EXERCISE DETAILS. Select the lines below containing the word "наименьшее".

[Stored records]
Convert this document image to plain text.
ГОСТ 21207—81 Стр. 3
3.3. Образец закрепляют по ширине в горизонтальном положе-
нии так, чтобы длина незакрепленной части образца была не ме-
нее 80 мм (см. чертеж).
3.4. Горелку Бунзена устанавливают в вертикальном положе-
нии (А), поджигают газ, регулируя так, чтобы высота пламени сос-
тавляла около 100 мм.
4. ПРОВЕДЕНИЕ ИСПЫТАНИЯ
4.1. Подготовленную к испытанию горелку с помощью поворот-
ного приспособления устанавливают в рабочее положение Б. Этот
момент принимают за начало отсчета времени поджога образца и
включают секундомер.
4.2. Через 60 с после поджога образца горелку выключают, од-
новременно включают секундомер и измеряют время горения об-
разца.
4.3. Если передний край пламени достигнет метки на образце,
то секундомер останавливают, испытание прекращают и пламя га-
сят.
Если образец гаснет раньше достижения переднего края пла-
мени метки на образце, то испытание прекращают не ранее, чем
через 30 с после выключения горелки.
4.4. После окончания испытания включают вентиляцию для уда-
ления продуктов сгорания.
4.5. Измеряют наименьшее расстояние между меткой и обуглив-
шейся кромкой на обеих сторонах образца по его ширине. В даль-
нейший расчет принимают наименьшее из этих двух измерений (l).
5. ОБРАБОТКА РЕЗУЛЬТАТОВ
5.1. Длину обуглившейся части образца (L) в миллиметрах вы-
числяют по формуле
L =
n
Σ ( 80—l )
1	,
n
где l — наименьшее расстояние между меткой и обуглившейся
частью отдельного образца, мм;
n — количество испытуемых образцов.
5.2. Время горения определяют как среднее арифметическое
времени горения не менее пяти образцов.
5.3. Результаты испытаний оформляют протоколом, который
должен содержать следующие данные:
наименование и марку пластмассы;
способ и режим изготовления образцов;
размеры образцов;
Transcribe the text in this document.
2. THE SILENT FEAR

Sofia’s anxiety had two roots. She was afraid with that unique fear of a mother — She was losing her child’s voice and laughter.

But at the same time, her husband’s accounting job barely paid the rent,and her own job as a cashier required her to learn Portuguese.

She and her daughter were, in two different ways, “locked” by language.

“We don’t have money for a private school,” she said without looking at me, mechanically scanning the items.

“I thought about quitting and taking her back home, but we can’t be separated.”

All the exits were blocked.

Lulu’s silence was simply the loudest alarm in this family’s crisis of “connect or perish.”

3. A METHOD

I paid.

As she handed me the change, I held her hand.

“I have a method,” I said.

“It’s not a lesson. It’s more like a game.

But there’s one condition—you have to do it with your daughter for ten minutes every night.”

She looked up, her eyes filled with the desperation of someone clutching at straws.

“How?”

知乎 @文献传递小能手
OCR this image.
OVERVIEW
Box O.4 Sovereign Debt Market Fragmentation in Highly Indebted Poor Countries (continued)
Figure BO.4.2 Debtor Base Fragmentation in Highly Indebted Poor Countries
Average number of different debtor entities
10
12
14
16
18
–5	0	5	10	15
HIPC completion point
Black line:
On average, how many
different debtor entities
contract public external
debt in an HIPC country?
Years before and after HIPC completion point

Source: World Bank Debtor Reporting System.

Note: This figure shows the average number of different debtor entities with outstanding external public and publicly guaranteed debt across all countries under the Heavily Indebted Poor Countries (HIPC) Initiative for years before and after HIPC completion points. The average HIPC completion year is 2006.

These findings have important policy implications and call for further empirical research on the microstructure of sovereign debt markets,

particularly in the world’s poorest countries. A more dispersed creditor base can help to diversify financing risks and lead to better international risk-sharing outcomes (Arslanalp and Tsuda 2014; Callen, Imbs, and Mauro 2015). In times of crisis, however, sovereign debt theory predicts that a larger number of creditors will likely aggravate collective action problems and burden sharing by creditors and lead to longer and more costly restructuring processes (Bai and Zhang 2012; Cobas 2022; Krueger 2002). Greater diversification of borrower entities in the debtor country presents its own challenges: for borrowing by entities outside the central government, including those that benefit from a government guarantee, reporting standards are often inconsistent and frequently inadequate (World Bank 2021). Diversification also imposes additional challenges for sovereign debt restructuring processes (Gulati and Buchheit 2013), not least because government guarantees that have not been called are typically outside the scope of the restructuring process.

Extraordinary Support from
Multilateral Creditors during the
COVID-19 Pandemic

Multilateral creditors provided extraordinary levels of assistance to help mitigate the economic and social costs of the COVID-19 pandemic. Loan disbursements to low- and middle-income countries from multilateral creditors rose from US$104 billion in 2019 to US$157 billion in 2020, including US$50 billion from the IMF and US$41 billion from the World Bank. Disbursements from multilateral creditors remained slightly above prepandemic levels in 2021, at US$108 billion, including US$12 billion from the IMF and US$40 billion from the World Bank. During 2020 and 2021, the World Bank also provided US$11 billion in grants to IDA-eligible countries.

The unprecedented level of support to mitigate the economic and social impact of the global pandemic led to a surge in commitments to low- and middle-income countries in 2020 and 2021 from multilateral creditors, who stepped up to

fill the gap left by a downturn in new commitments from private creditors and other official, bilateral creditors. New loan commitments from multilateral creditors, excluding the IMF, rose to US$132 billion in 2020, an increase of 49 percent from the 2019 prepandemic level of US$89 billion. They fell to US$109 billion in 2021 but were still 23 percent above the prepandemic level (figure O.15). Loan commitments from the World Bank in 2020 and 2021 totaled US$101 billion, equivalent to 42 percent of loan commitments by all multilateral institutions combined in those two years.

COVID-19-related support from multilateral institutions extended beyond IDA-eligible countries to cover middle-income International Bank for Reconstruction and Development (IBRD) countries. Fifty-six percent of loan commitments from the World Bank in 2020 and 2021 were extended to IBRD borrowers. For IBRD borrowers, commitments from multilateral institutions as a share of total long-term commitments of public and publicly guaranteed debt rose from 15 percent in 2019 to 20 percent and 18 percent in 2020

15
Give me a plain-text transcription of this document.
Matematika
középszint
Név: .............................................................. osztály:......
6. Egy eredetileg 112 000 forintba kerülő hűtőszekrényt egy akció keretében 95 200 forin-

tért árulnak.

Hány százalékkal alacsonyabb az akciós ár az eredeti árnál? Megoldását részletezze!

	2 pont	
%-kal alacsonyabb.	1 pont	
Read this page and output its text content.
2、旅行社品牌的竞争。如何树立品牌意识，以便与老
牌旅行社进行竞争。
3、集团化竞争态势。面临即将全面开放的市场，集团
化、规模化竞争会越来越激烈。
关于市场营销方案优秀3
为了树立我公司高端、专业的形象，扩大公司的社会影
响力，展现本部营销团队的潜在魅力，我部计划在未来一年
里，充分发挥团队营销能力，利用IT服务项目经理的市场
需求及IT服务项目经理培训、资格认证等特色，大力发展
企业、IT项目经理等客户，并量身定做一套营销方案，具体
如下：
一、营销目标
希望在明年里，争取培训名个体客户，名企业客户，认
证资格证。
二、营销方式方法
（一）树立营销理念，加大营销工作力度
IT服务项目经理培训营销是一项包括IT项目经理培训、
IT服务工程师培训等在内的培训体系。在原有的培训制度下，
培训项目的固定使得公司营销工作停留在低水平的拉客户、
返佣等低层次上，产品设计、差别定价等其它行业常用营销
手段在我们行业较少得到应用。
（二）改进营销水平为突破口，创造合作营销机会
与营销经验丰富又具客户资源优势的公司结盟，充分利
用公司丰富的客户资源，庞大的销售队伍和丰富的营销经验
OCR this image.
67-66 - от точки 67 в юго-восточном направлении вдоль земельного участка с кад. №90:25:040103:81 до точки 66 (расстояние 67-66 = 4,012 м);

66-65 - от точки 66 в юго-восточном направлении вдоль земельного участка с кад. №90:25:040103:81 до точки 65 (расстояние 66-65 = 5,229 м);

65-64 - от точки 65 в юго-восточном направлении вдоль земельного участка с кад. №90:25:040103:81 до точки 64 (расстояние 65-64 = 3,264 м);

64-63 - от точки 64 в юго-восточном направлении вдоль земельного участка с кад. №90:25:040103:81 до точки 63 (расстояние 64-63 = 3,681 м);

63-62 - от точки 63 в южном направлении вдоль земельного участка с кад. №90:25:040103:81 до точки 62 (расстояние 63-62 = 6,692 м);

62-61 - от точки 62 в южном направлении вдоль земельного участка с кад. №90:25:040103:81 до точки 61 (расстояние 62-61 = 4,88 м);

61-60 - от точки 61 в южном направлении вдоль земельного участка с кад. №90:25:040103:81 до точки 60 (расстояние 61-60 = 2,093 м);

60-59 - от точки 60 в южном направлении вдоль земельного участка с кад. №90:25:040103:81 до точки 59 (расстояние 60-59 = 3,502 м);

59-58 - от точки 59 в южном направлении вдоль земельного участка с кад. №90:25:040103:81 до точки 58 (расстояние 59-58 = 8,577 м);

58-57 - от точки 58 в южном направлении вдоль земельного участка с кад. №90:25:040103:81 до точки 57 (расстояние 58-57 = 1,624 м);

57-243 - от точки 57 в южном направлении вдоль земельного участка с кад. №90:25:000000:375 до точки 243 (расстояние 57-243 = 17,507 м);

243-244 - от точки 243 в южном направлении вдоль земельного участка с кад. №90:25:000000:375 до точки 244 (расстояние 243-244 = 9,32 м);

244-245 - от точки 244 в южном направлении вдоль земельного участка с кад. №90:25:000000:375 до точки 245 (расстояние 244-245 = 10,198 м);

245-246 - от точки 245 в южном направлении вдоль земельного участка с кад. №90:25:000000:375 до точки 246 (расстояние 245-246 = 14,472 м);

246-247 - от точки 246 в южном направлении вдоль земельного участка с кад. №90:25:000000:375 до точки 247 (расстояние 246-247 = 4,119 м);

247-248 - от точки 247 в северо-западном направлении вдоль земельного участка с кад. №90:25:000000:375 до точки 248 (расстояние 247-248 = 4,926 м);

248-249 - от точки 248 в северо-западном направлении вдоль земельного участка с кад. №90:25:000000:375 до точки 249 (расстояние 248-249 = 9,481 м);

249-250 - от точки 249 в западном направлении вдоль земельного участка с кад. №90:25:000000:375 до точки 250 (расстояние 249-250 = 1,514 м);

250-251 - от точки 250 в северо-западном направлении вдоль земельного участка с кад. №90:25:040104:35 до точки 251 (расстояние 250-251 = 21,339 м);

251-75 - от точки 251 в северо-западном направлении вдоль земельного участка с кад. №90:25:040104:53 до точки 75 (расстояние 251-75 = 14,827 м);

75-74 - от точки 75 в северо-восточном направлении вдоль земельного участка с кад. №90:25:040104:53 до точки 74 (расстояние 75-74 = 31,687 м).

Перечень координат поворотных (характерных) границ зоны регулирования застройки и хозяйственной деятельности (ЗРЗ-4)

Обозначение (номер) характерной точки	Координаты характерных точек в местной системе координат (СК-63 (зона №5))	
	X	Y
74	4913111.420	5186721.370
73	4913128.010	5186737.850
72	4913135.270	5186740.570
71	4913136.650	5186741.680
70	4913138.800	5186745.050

FULL SOLUTION.
4.5. Измеряют наименьшее расстояние между меткой и обуглив-
нейший расчет принимают наименьшее из этих двух измерений (l).
где l — наименьшее расстояние между меткой и обуглившейся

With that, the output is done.